--- begin ---
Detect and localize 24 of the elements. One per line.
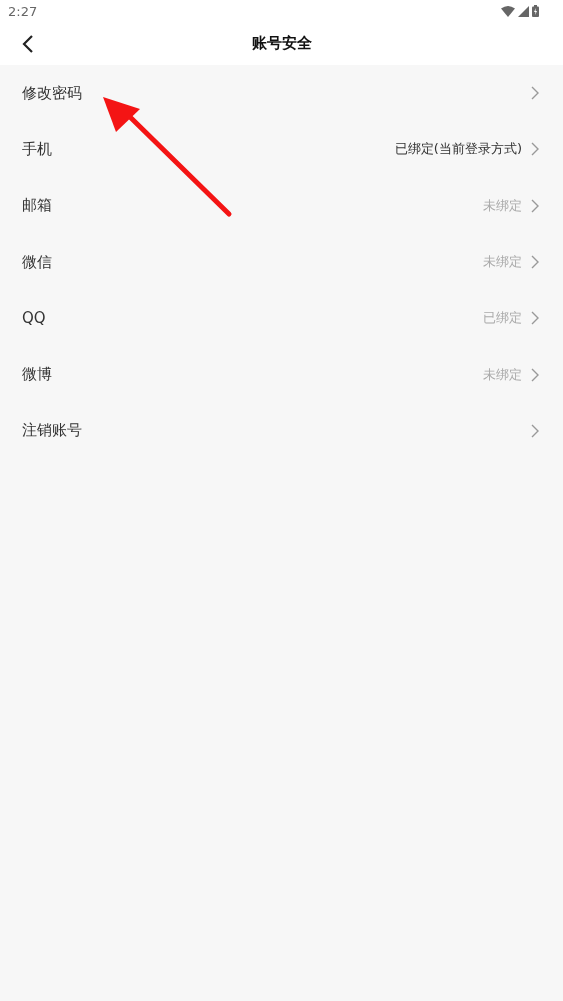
signal-icon [518,5,529,17]
chevron-right-icon[interactable] [531,255,539,270]
chevron-right-icon[interactable] [531,311,539,326]
binding-status: 已绑定(当前登录方式) [394,140,522,159]
settings-item-label[interactable]: 微信 [22,252,52,272]
settings-item-label[interactable]: QQ [22,309,46,328]
battery-icon [532,5,539,17]
binding-status: 未绑定 [483,253,522,272]
chevron-right-icon[interactable] [531,86,539,101]
binding-status: 未绑定 [483,365,522,384]
settings-item-label[interactable]: 注销账号 [22,421,82,441]
binding-status: 未绑定 [483,196,522,215]
page-title: 账号安全 [251,34,312,53]
chevron-right-icon[interactable] [531,198,539,213]
settings-item-label[interactable]: 微博 [22,365,52,385]
settings-item-label[interactable]: 邮箱 [22,196,52,216]
settings-item-label[interactable]: 手机 [22,139,52,159]
chevron-right-icon[interactable] [531,423,539,438]
chevron-right-icon[interactable] [531,367,539,382]
binding-status: 已绑定 [483,309,522,328]
settings-item-label[interactable]: 修改密码 [22,83,82,103]
wifi-icon [501,5,515,17]
status-time: 2:27 [8,3,38,19]
chevron-right-icon[interactable] [531,142,539,157]
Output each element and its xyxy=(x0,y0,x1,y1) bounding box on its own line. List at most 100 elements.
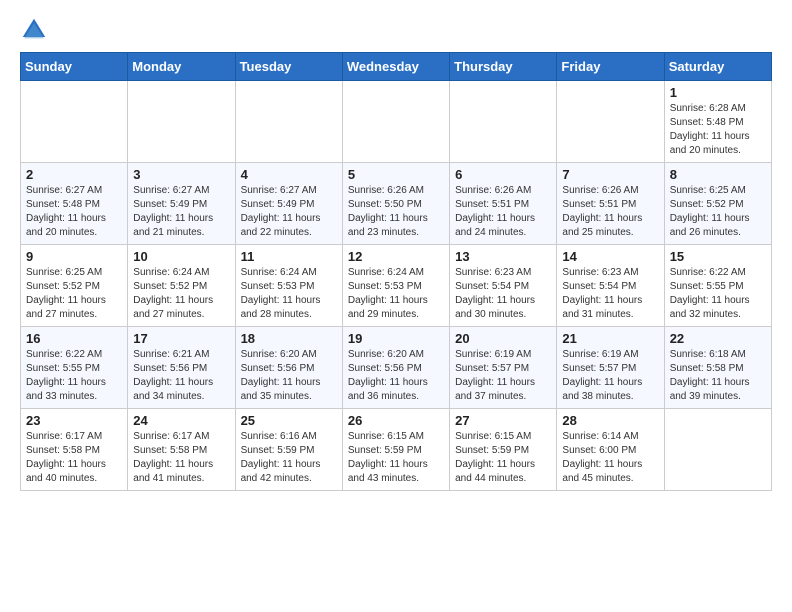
day-info: Sunrise: 6:18 AM Sunset: 5:58 PM Dayligh… xyxy=(670,348,766,404)
calendar-cell: 8 Sunrise: 6:25 AM Sunset: 5:52 PM Daylig… xyxy=(664,163,771,245)
calendar-cell xyxy=(235,81,342,163)
day-number: 22 xyxy=(670,331,766,346)
calendar-cell: 1 Sunrise: 6:28 AM Sunset: 5:48 PM Daylig… xyxy=(664,81,771,163)
day-info: Sunrise: 6:21 AM Sunset: 5:56 PM Dayligh… xyxy=(133,348,229,404)
day-info: Sunrise: 6:26 AM Sunset: 5:50 PM Dayligh… xyxy=(348,184,444,240)
day-number: 19 xyxy=(348,331,444,346)
day-number: 27 xyxy=(455,413,551,428)
calendar-cell: 24 Sunrise: 6:17 AM Sunset: 5:58 PM Dayli… xyxy=(128,409,235,491)
day-number: 3 xyxy=(133,167,229,182)
day-number: 20 xyxy=(455,331,551,346)
calendar-week-row: 2 Sunrise: 6:27 AM Sunset: 5:48 PM Daylig… xyxy=(21,163,772,245)
day-info: Sunrise: 6:17 AM Sunset: 5:58 PM Dayligh… xyxy=(133,430,229,486)
calendar-cell: 27 Sunrise: 6:15 AM Sunset: 5:59 PM Dayli… xyxy=(450,409,557,491)
day-header-saturday: Saturday xyxy=(664,53,771,81)
day-info: Sunrise: 6:19 AM Sunset: 5:57 PM Dayligh… xyxy=(562,348,658,404)
calendar-cell: 7 Sunrise: 6:26 AM Sunset: 5:51 PM Daylig… xyxy=(557,163,664,245)
logo xyxy=(20,16,52,44)
day-header-tuesday: Tuesday xyxy=(235,53,342,81)
calendar-week-row: 1 Sunrise: 6:28 AM Sunset: 5:48 PM Daylig… xyxy=(21,81,772,163)
day-header-friday: Friday xyxy=(557,53,664,81)
calendar-cell: 20 Sunrise: 6:19 AM Sunset: 5:57 PM Dayli… xyxy=(450,327,557,409)
day-number: 16 xyxy=(26,331,122,346)
day-info: Sunrise: 6:24 AM Sunset: 5:53 PM Dayligh… xyxy=(241,266,337,322)
day-header-thursday: Thursday xyxy=(450,53,557,81)
day-number: 28 xyxy=(562,413,658,428)
day-number: 1 xyxy=(670,85,766,100)
day-info: Sunrise: 6:22 AM Sunset: 5:55 PM Dayligh… xyxy=(26,348,122,404)
calendar-cell: 16 Sunrise: 6:22 AM Sunset: 5:55 PM Dayli… xyxy=(21,327,128,409)
calendar-week-row: 23 Sunrise: 6:17 AM Sunset: 5:58 PM Dayli… xyxy=(21,409,772,491)
day-header-sunday: Sunday xyxy=(21,53,128,81)
day-info: Sunrise: 6:22 AM Sunset: 5:55 PM Dayligh… xyxy=(670,266,766,322)
header xyxy=(20,16,772,44)
calendar-cell xyxy=(450,81,557,163)
calendar-cell: 4Sunrise: 6:27 AM Sunset: 5:49 PM Daylig… xyxy=(235,163,342,245)
day-info: Sunrise: 6:17 AM Sunset: 5:58 PM Dayligh… xyxy=(26,430,122,486)
day-info: Sunrise: 6:27 AM Sunset: 5:49 PM Dayligh… xyxy=(133,184,229,240)
calendar-cell: 21 Sunrise: 6:19 AM Sunset: 5:57 PM Dayli… xyxy=(557,327,664,409)
calendar-cell: 10 Sunrise: 6:24 AM Sunset: 5:52 PM Dayli… xyxy=(128,245,235,327)
calendar-cell: 12 Sunrise: 6:24 AM Sunset: 5:53 PM Dayli… xyxy=(342,245,449,327)
day-number: 7 xyxy=(562,167,658,182)
day-number: 25 xyxy=(241,413,337,428)
day-number: 10 xyxy=(133,249,229,264)
day-header-monday: Monday xyxy=(128,53,235,81)
day-number: 6 xyxy=(455,167,551,182)
day-number: 9 xyxy=(26,249,122,264)
calendar-header-row: SundayMondayTuesdayWednesdayThursdayFrid… xyxy=(21,53,772,81)
day-number: 11 xyxy=(241,249,337,264)
calendar-cell: 5 Sunrise: 6:26 AM Sunset: 5:50 PM Daylig… xyxy=(342,163,449,245)
day-number: 2 xyxy=(26,167,122,182)
day-info: Sunrise: 6:19 AM Sunset: 5:57 PM Dayligh… xyxy=(455,348,551,404)
calendar-cell: 17Sunrise: 6:21 AM Sunset: 5:56 PM Dayli… xyxy=(128,327,235,409)
day-info: Sunrise: 6:15 AM Sunset: 5:59 PM Dayligh… xyxy=(455,430,551,486)
day-number: 15 xyxy=(670,249,766,264)
calendar-cell: 26 Sunrise: 6:15 AM Sunset: 5:59 PM Dayli… xyxy=(342,409,449,491)
day-info: Sunrise: 6:26 AM Sunset: 5:51 PM Dayligh… xyxy=(455,184,551,240)
day-info: Sunrise: 6:15 AM Sunset: 5:59 PM Dayligh… xyxy=(348,430,444,486)
calendar-cell: 25 Sunrise: 6:16 AM Sunset: 5:59 PM Dayli… xyxy=(235,409,342,491)
day-info: Sunrise: 6:26 AM Sunset: 5:51 PM Dayligh… xyxy=(562,184,658,240)
calendar-cell: 9 Sunrise: 6:25 AM Sunset: 5:52 PM Daylig… xyxy=(21,245,128,327)
day-number: 4 xyxy=(241,167,337,182)
day-number: 21 xyxy=(562,331,658,346)
calendar-cell: 13 Sunrise: 6:23 AM Sunset: 5:54 PM Dayli… xyxy=(450,245,557,327)
calendar-cell: 11 Sunrise: 6:24 AM Sunset: 5:53 PM Dayli… xyxy=(235,245,342,327)
calendar-week-row: 16 Sunrise: 6:22 AM Sunset: 5:55 PM Dayli… xyxy=(21,327,772,409)
calendar-cell xyxy=(342,81,449,163)
day-info: Sunrise: 6:24 AM Sunset: 5:53 PM Dayligh… xyxy=(348,266,444,322)
day-info: Sunrise: 6:23 AM Sunset: 5:54 PM Dayligh… xyxy=(562,266,658,322)
day-number: 13 xyxy=(455,249,551,264)
day-header-wednesday: Wednesday xyxy=(342,53,449,81)
calendar-cell: 19 Sunrise: 6:20 AM Sunset: 5:56 PM Dayli… xyxy=(342,327,449,409)
calendar: SundayMondayTuesdayWednesdayThursdayFrid… xyxy=(20,52,772,491)
day-number: 18 xyxy=(241,331,337,346)
calendar-week-row: 9 Sunrise: 6:25 AM Sunset: 5:52 PM Daylig… xyxy=(21,245,772,327)
day-number: 24 xyxy=(133,413,229,428)
day-info: Sunrise: 6:20 AM Sunset: 5:56 PM Dayligh… xyxy=(348,348,444,404)
calendar-cell: 23 Sunrise: 6:17 AM Sunset: 5:58 PM Dayli… xyxy=(21,409,128,491)
day-info: Sunrise: 6:24 AM Sunset: 5:52 PM Dayligh… xyxy=(133,266,229,322)
calendar-cell xyxy=(128,81,235,163)
calendar-cell: 2 Sunrise: 6:27 AM Sunset: 5:48 PM Daylig… xyxy=(21,163,128,245)
day-info: Sunrise: 6:27 AM Sunset: 5:48 PM Dayligh… xyxy=(26,184,122,240)
day-number: 12 xyxy=(348,249,444,264)
calendar-cell xyxy=(21,81,128,163)
day-info: Sunrise: 6:16 AM Sunset: 5:59 PM Dayligh… xyxy=(241,430,337,486)
day-number: 8 xyxy=(670,167,766,182)
day-info: Sunrise: 6:23 AM Sunset: 5:54 PM Dayligh… xyxy=(455,266,551,322)
calendar-cell: 14Sunrise: 6:23 AM Sunset: 5:54 PM Dayli… xyxy=(557,245,664,327)
day-info: Sunrise: 6:25 AM Sunset: 5:52 PM Dayligh… xyxy=(26,266,122,322)
calendar-cell xyxy=(664,409,771,491)
day-number: 26 xyxy=(348,413,444,428)
calendar-cell: 3 Sunrise: 6:27 AM Sunset: 5:49 PM Daylig… xyxy=(128,163,235,245)
calendar-cell xyxy=(557,81,664,163)
day-info: Sunrise: 6:28 AM Sunset: 5:48 PM Dayligh… xyxy=(670,102,766,158)
calendar-cell: 22 Sunrise: 6:18 AM Sunset: 5:58 PM Dayli… xyxy=(664,327,771,409)
day-number: 23 xyxy=(26,413,122,428)
day-info: Sunrise: 6:25 AM Sunset: 5:52 PM Dayligh… xyxy=(670,184,766,240)
day-number: 5 xyxy=(348,167,444,182)
calendar-cell: 28Sunrise: 6:14 AM Sunset: 6:00 PM Dayli… xyxy=(557,409,664,491)
calendar-cell: 18Sunrise: 6:20 AM Sunset: 5:56 PM Dayli… xyxy=(235,327,342,409)
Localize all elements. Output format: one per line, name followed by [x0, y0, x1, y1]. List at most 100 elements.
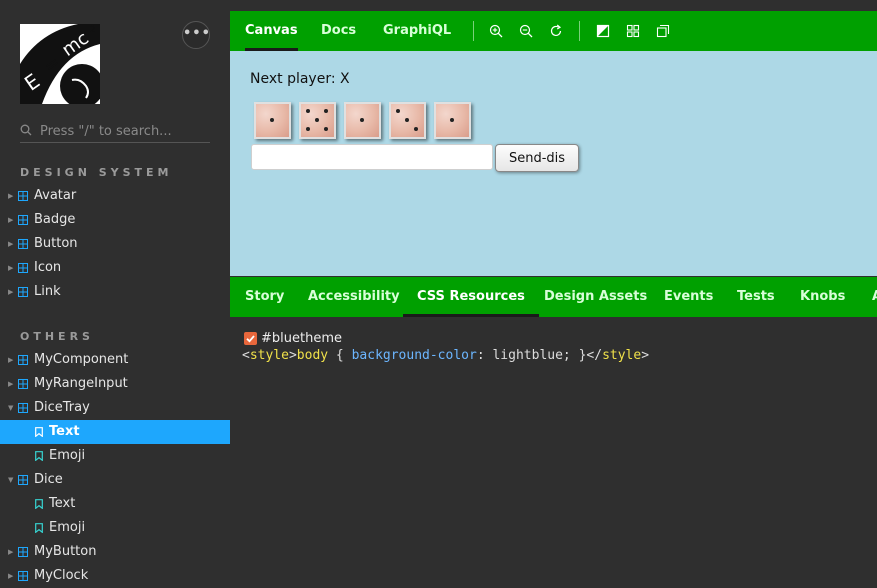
caret-right-icon: ▶ [8, 380, 14, 388]
tab-tests[interactable]: Tests [737, 277, 775, 317]
sidebar-item-avatar[interactable]: ▶ Avatar [0, 184, 230, 208]
tab-knobs[interactable]: Knobs [800, 277, 845, 317]
bookmark-icon [35, 499, 43, 509]
die-pip [306, 127, 310, 131]
sidebar-item-label: Button [34, 236, 78, 251]
top-spacer [230, 0, 877, 11]
next-player-text: Next player: X [250, 71, 350, 87]
sidebar-item-label: MyClock [34, 568, 89, 583]
code-token: style [249, 348, 289, 363]
outline-icon[interactable] [656, 24, 670, 38]
checkmark-icon [246, 335, 255, 343]
die-pip [270, 118, 274, 122]
component-icon [18, 191, 28, 201]
css-resource-checkbox[interactable] [244, 332, 257, 345]
tab-css-resources[interactable]: CSS Resources [403, 277, 539, 317]
sidebar-story-dice-text[interactable]: Text [0, 492, 230, 516]
sidebar-item-label: DiceTray [34, 400, 90, 415]
caret-right-icon: ▶ [8, 356, 14, 364]
die-2[interactable] [299, 102, 336, 139]
code-token: < [242, 348, 250, 363]
sidebar-story-label: Emoji [49, 448, 86, 463]
tab-overflow[interactable]: A [872, 277, 877, 317]
component-icon [18, 403, 28, 413]
zoom-out-icon[interactable] [519, 24, 533, 38]
zoom-reset-icon[interactable] [549, 24, 563, 38]
code-token: { [328, 348, 352, 363]
sidebar-story-dicetray-text[interactable]: Text [0, 420, 230, 444]
die-3[interactable] [344, 102, 381, 139]
die-pip [414, 127, 418, 131]
bookmark-icon [35, 427, 43, 437]
message-input[interactable] [251, 144, 493, 170]
component-icon [18, 355, 28, 365]
sidebar-item-label: MyButton [34, 544, 97, 559]
css-resource-name: #bluetheme [261, 331, 342, 346]
sidebar-item-link[interactable]: ▶ Link [0, 280, 230, 304]
tab-design-assets[interactable]: Design Assets [544, 277, 647, 317]
code-token: background-color [351, 348, 477, 363]
story-canvas: Next player: X Send-dis [230, 51, 877, 276]
caret-right-icon: ▶ [8, 216, 14, 224]
main-area: Canvas Docs GraphiQL Next player: X Send… [230, 0, 877, 588]
component-icon [18, 263, 28, 273]
sidebar-item-label: MyComponent [34, 352, 129, 367]
sidebar-item-dicetray[interactable]: ▼ DiceTray [0, 396, 230, 420]
sidebar-menu-button[interactable]: ••• [182, 21, 210, 49]
caret-right-icon: ▶ [8, 572, 14, 580]
die-5[interactable] [434, 102, 471, 139]
css-resource-code: <style>body { background-color: lightblu… [242, 348, 649, 363]
grid-icon[interactable] [626, 24, 640, 38]
tab-story[interactable]: Story [245, 277, 284, 317]
sidebar-story-dice-emoji[interactable]: Emoji [0, 516, 230, 540]
addon-tabs: Story Accessibility CSS Resources Design… [230, 277, 877, 317]
search-bar[interactable] [20, 121, 210, 143]
css-resources-panel: #bluetheme <style>body { background-colo… [230, 317, 877, 588]
preview-toolbar: Canvas Docs GraphiQL [230, 11, 877, 51]
die-pip [450, 118, 454, 122]
sidebar-item-icon[interactable]: ▶ Icon [0, 256, 230, 280]
die-pip [324, 109, 328, 113]
caret-down-icon: ▼ [8, 404, 14, 412]
component-icon [18, 379, 28, 389]
tab-canvas[interactable]: Canvas [245, 11, 298, 51]
sidebar-item-mybutton[interactable]: ▶ MyButton [0, 540, 230, 564]
die-pip [396, 109, 400, 113]
code-token: > [288, 348, 297, 363]
brand-logo[interactable]: E = mc 2 [20, 24, 100, 104]
caret-right-icon: ▶ [8, 288, 14, 296]
sidebar-item-dice[interactable]: ▼ Dice [0, 468, 230, 492]
sidebar-story-dicetray-emoji[interactable]: Emoji [0, 444, 230, 468]
tab-docs[interactable]: Docs [321, 11, 356, 51]
sidebar-item-myclock[interactable]: ▶ MyClock [0, 564, 230, 588]
code-token: > [641, 348, 650, 363]
search-icon [20, 124, 32, 136]
sidebar-item-button[interactable]: ▶ Button [0, 232, 230, 256]
component-icon [18, 239, 28, 249]
tab-graphiql[interactable]: GraphiQL [383, 11, 451, 51]
caret-right-icon: ▶ [8, 548, 14, 556]
code-token: body [296, 348, 329, 363]
section-title-others: OTHERS [20, 330, 94, 343]
caret-right-icon: ▶ [8, 240, 14, 248]
caret-right-icon: ▶ [8, 192, 14, 200]
sidebar-item-label: Badge [34, 212, 76, 227]
svg-text:2: 2 [90, 25, 96, 35]
code-token: style [602, 348, 642, 363]
tab-events[interactable]: Events [664, 277, 713, 317]
sidebar-item-badge[interactable]: ▶ Badge [0, 208, 230, 232]
send-button[interactable]: Send-dis [495, 144, 579, 172]
search-input[interactable] [40, 121, 210, 141]
section-title-design-system: DESIGN SYSTEM [20, 166, 173, 179]
zoom-in-icon[interactable] [489, 24, 503, 38]
die-1[interactable] [254, 102, 291, 139]
sidebar-item-label: Dice [34, 472, 63, 487]
background-icon[interactable] [596, 24, 610, 38]
sidebar-story-label: Text [49, 496, 76, 511]
sidebar-item-mycomponent[interactable]: ▶ MyComponent [0, 348, 230, 372]
die-4[interactable] [389, 102, 426, 139]
code-token: </ [586, 348, 603, 363]
sidebar-item-myrangeinput[interactable]: ▶ MyRangeInput [0, 372, 230, 396]
tab-accessibility[interactable]: Accessibility [308, 277, 400, 317]
bookmark-icon [35, 451, 43, 461]
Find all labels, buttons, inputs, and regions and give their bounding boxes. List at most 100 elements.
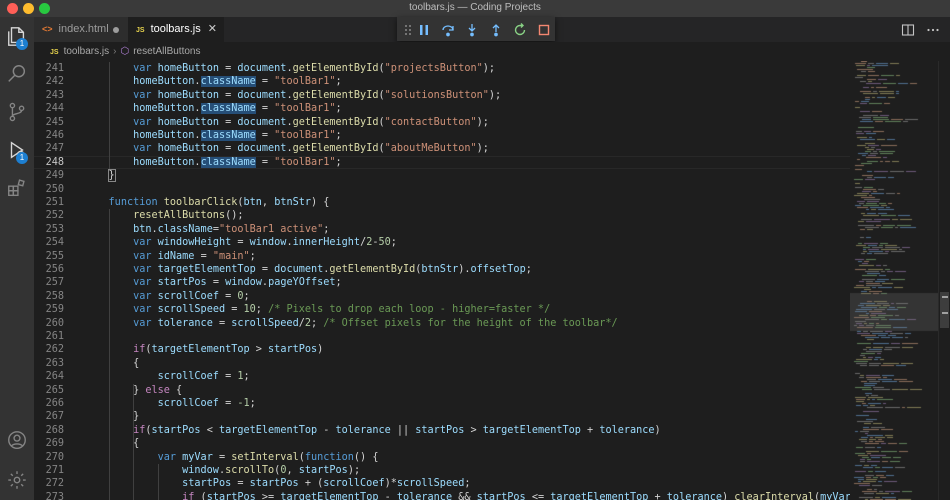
--- end ---
> [Written request]:
Could you swap "bookmark-icon" for "flag-icon" in the lines from the line with "caret-right-icon: ▶ [8, 380, 14, 388]" to the line with "bookmark-icon [35, 499, 43, 509]", returning only those lines and leaving everything else unchanged?

> [Complete answer]:
caret-right-icon: ▶ [8, 380, 14, 388]
tab-tests[interactable]: Tests [737, 277, 775, 317]
sidebar-item-avatar[interactable]: ▶ Avatar [0, 184, 230, 208]
tab-knobs[interactable]: Knobs [800, 277, 845, 317]
flag-icon [35, 499, 43, 509]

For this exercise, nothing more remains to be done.